What you will do:
Give the number of lines in the data that contain "florestal", and nothing more.

──────── Records shown

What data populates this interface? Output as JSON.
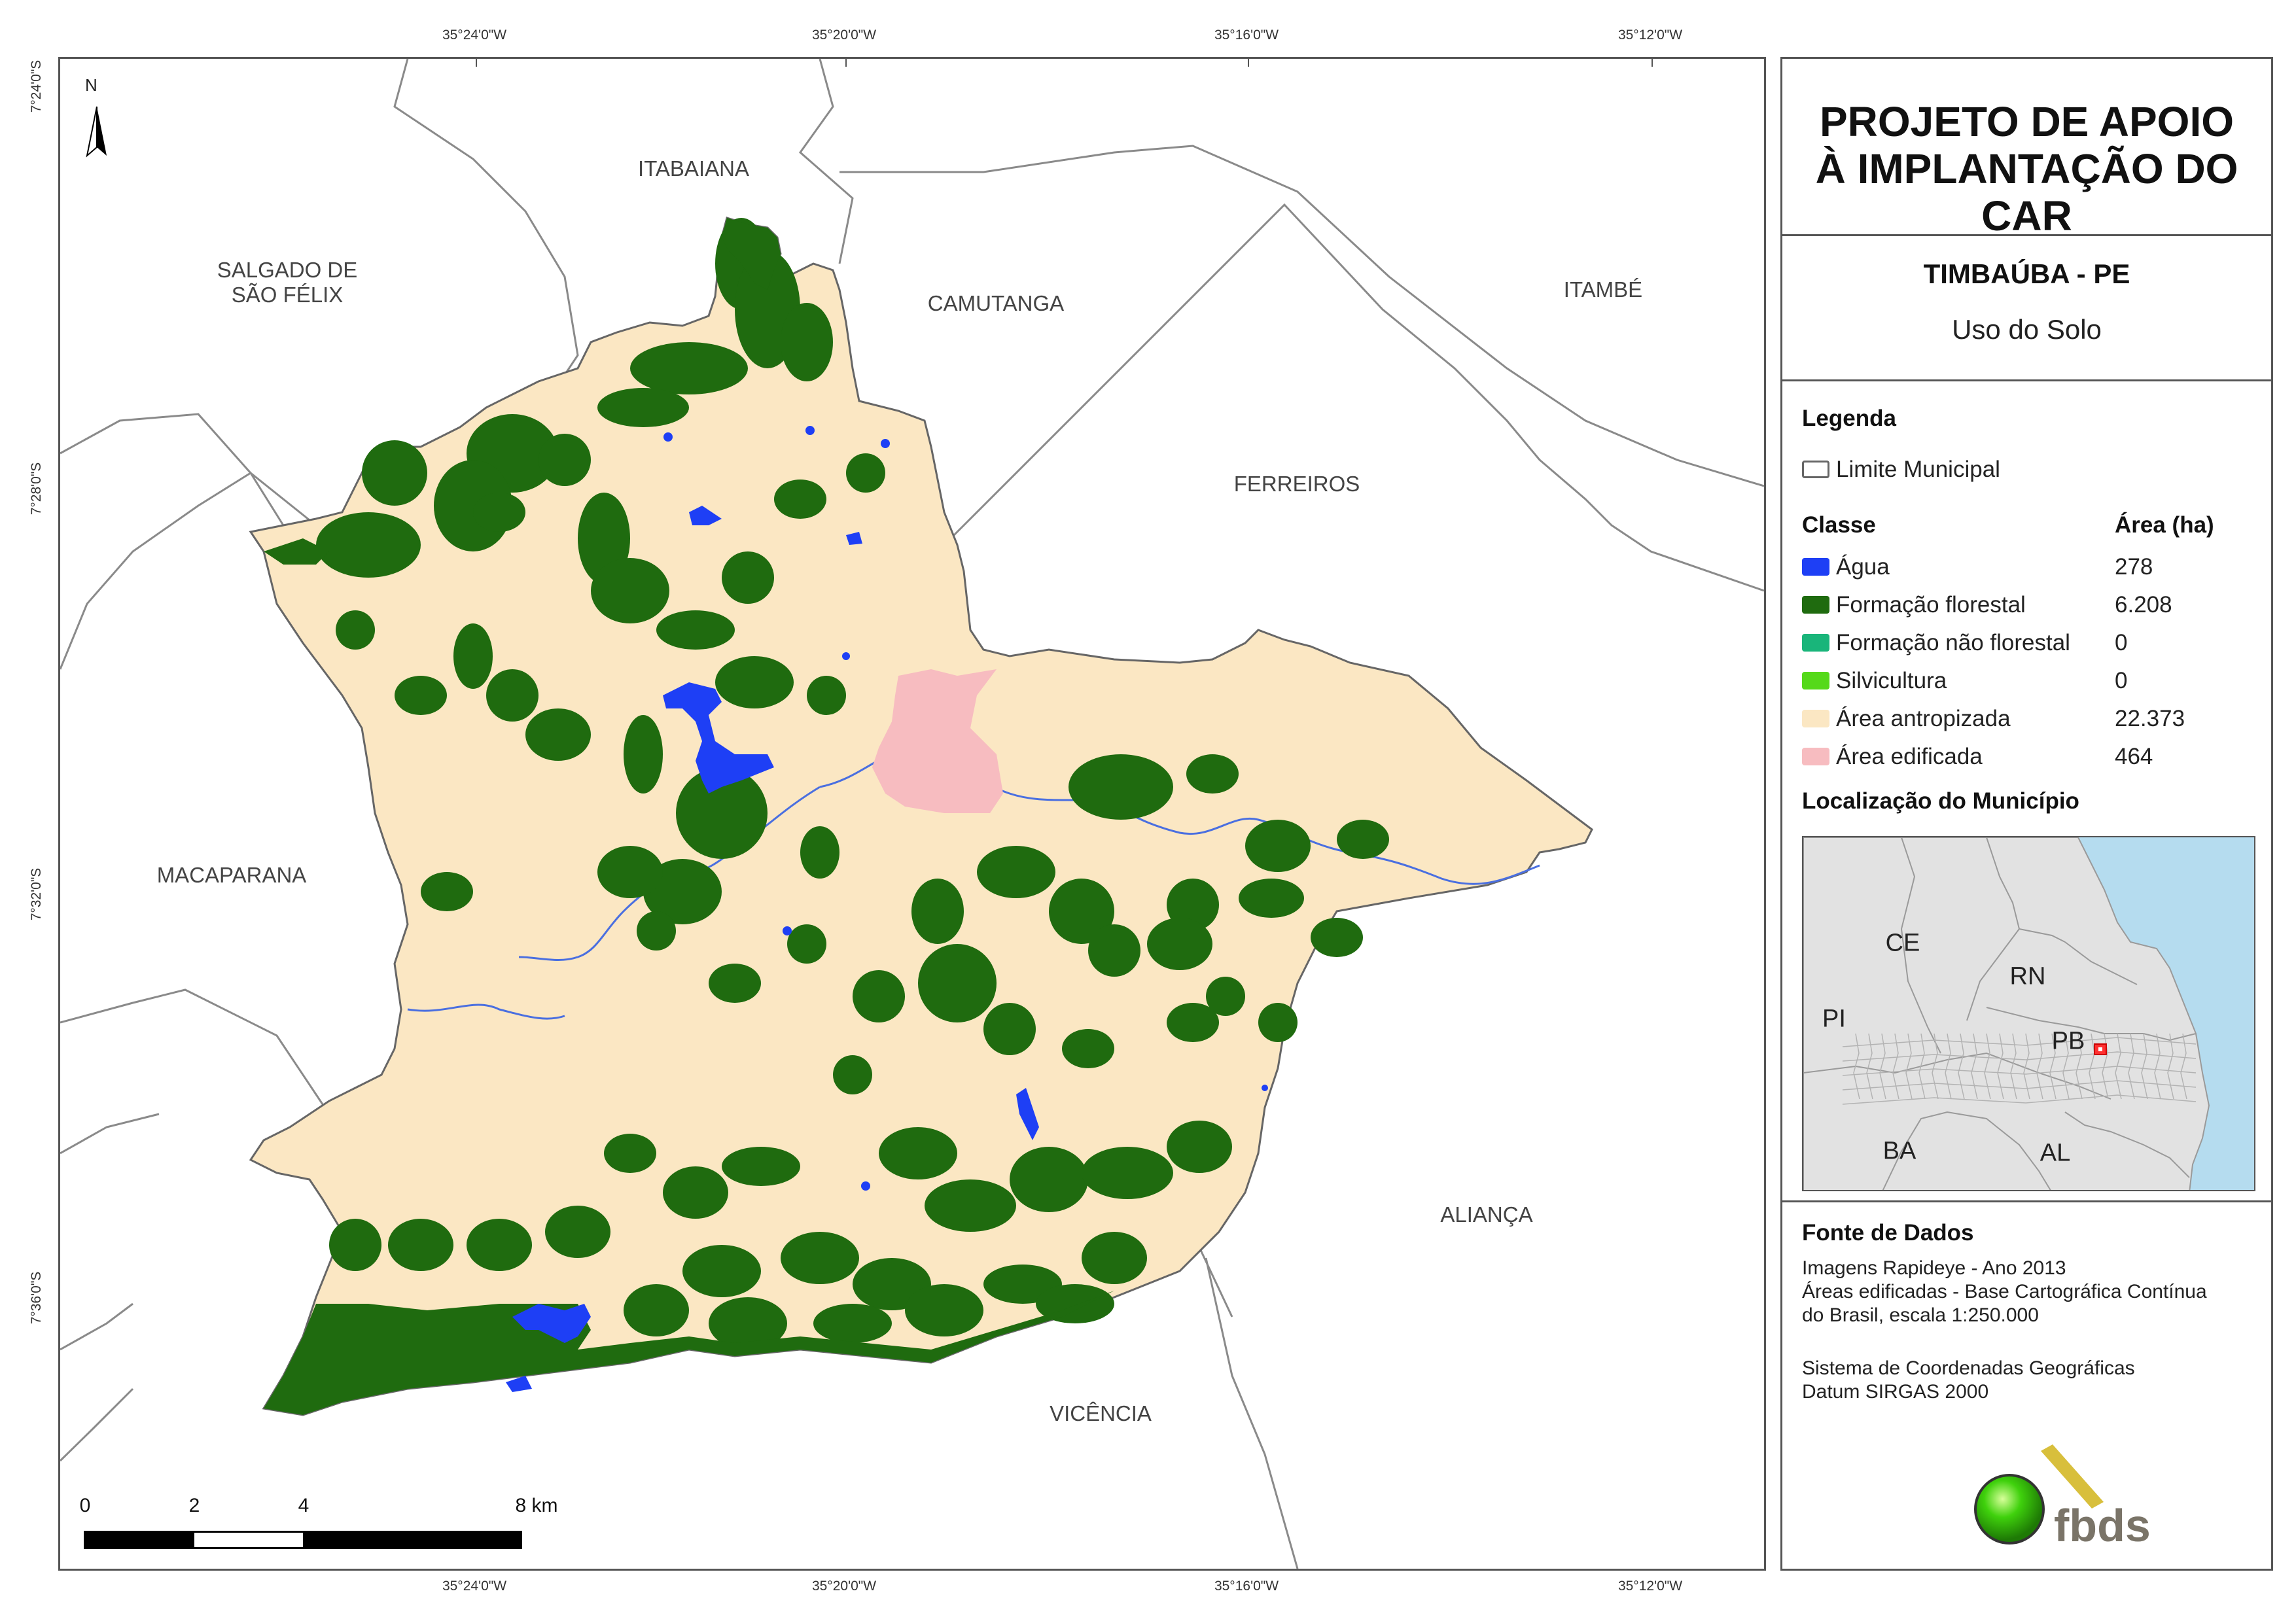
{
  "coords": {
    "top": [
      "35°24'0\"W",
      "35°20'0\"W",
      "35°16'0\"W",
      "35°12'0\"W"
    ],
    "bottom": [
      "35°24'0\"W",
      "35°20'0\"W",
      "35°16'0\"W",
      "35°12'0\"W"
    ],
    "left": [
      "7°24'0\"S",
      "7°28'0\"S",
      "7°32'0\"S",
      "7°36'0\"S"
    ]
  },
  "north_arrow": {
    "label": "N"
  },
  "municipalities": {
    "itabaiana": "ITABAIANA",
    "salgado": "SALGADO DE\nSÃO FÉLIX",
    "camutanga": "CAMUTANGA",
    "itambe": "ITAMBÉ",
    "ferreiros": "FERREIROS",
    "macaparana": "MACAPARANA",
    "alianca": "ALIANÇA",
    "vicencia": "VICÊNCIA"
  },
  "scale": {
    "labels": [
      "0",
      "2",
      "4",
      "8 km"
    ]
  },
  "panel": {
    "title": "PROJETO DE APOIO À IMPLANTAÇÃO DO CAR",
    "subtitle": "TIMBAÚBA - PE",
    "theme": "Uso do Solo",
    "legend_header": "Legenda",
    "boundary_label": "Limite Municipal",
    "class_header": "Classe",
    "area_header": "Área (ha)",
    "classes": [
      {
        "label": "Água",
        "area": "278",
        "color": "#1e3ff5"
      },
      {
        "label": "Formação florestal",
        "area": "6.208",
        "color": "#1f6b0f"
      },
      {
        "label": "Formação não florestal",
        "area": "0",
        "color": "#19b57a"
      },
      {
        "label": "Silvicultura",
        "area": "0",
        "color": "#55d91a"
      },
      {
        "label": "Área antropizada",
        "area": "22.373",
        "color": "#fbe7c3"
      },
      {
        "label": "Área edificada",
        "area": "464",
        "color": "#f7bcc0"
      }
    ],
    "location_header": "Localização do Município",
    "inset_states": [
      "CE",
      "RN",
      "PI",
      "PB",
      "BA",
      "AL"
    ],
    "sources_header": "Fonte de Dados",
    "sources": [
      "Imagens Rapideye - Ano 2013",
      "Áreas edificadas - Base Cartográfica Contínua",
      "do Brasil, escala 1:250.000",
      "Sistema de Coordenadas Geográficas",
      "Datum SIRGAS 2000"
    ],
    "logo_text": "fbds"
  }
}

────────────────

Exercise response:
2